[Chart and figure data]
• • •

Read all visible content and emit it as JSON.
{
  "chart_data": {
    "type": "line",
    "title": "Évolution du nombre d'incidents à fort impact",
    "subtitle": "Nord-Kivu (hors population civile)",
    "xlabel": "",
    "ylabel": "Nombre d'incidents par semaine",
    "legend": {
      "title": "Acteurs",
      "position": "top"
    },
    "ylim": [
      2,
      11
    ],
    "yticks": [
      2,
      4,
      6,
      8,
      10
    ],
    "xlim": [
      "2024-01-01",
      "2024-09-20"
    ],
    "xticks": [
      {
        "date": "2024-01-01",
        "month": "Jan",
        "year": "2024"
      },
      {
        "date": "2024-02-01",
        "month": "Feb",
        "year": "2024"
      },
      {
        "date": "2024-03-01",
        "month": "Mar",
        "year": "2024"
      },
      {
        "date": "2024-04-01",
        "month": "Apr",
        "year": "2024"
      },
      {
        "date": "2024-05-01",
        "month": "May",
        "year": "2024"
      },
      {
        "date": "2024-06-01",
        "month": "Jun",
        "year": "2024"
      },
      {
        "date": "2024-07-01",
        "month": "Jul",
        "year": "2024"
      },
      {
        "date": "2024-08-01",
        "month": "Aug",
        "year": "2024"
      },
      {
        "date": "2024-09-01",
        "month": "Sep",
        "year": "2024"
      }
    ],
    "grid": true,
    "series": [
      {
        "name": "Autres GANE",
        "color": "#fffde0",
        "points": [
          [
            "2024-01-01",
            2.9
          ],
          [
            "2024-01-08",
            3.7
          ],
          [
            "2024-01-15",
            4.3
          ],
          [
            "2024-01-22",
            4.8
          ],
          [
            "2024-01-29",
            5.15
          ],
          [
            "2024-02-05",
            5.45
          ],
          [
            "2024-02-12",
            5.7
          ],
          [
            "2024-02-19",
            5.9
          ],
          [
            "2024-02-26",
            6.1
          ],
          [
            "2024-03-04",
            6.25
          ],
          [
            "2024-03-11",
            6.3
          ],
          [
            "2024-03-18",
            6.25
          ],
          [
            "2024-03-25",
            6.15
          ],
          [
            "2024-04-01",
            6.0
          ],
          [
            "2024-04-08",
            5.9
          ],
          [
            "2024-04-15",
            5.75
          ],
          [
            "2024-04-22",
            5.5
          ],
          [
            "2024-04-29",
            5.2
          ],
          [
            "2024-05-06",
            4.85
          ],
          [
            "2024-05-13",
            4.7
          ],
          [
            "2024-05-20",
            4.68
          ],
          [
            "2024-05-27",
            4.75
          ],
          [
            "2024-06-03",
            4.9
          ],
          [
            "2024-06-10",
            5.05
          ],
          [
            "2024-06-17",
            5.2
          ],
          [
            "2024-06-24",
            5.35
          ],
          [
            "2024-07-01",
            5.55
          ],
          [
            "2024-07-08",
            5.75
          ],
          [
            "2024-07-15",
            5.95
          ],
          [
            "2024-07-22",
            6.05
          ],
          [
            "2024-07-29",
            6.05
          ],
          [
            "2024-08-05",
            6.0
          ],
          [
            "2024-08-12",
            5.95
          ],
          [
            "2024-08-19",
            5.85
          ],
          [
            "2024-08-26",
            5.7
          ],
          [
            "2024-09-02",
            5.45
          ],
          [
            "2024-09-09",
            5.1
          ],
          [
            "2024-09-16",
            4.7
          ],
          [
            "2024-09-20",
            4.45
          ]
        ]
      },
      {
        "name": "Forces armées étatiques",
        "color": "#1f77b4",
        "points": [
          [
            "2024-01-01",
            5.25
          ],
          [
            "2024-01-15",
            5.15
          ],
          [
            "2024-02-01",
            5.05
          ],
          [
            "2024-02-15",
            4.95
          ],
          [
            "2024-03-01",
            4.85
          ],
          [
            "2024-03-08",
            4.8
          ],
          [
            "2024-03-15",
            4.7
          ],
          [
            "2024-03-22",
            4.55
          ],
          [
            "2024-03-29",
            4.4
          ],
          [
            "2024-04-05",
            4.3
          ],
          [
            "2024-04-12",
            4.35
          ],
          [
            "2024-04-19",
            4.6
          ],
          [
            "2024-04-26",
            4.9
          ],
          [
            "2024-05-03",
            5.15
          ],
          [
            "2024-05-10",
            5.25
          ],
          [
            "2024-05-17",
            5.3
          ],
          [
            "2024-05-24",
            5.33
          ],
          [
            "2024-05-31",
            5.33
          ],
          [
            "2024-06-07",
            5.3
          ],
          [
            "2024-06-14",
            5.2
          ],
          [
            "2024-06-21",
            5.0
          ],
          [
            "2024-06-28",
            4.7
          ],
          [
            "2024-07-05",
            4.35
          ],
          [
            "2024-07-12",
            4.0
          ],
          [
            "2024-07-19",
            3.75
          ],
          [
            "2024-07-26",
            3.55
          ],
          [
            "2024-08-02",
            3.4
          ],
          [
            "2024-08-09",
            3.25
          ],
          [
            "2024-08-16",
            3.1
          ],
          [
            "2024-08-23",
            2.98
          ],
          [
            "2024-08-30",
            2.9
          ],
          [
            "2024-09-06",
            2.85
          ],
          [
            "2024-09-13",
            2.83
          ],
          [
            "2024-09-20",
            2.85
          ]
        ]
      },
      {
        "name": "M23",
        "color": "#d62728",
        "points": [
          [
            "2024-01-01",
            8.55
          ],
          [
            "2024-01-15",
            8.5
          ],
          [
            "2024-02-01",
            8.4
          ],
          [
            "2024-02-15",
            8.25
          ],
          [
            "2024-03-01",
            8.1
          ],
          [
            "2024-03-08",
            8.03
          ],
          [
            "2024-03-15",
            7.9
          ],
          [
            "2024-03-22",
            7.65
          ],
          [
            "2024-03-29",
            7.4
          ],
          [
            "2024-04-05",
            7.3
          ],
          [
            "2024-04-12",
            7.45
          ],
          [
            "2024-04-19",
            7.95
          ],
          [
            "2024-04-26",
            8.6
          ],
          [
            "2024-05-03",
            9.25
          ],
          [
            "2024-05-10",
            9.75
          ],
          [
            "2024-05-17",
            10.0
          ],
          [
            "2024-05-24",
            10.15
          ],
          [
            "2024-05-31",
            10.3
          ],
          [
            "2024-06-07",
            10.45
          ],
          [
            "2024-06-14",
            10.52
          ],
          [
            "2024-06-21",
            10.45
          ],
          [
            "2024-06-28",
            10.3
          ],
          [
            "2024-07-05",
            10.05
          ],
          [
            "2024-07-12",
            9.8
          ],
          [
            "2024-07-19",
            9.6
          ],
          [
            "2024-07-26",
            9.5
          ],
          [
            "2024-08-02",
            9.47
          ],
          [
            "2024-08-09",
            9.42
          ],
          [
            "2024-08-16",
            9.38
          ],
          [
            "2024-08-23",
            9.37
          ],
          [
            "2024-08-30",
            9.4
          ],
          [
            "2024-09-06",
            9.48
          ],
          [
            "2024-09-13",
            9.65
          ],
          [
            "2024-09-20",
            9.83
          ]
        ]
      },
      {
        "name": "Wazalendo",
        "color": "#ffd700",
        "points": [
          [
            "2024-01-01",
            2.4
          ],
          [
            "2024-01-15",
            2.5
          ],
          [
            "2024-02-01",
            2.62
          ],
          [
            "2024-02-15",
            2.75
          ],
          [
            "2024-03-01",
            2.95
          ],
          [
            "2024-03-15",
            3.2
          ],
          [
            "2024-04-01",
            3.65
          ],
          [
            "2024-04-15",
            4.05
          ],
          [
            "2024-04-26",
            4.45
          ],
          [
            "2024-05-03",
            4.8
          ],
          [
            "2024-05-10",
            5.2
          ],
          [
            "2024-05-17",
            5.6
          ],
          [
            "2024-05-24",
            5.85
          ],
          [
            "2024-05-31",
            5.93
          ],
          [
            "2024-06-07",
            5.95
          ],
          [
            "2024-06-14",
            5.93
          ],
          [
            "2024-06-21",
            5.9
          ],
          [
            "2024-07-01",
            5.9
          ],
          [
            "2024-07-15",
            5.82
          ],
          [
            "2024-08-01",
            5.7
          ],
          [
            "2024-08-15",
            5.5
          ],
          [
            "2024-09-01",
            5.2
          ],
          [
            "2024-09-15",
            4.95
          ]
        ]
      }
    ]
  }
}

• • •

Job.
Copy every line above that holds the word "name".

Answer to this problem.
        "name": "Autres GANE",
        "name": "Forces armées étatiques",
        "name": "M23",
        "name": "Wazalendo",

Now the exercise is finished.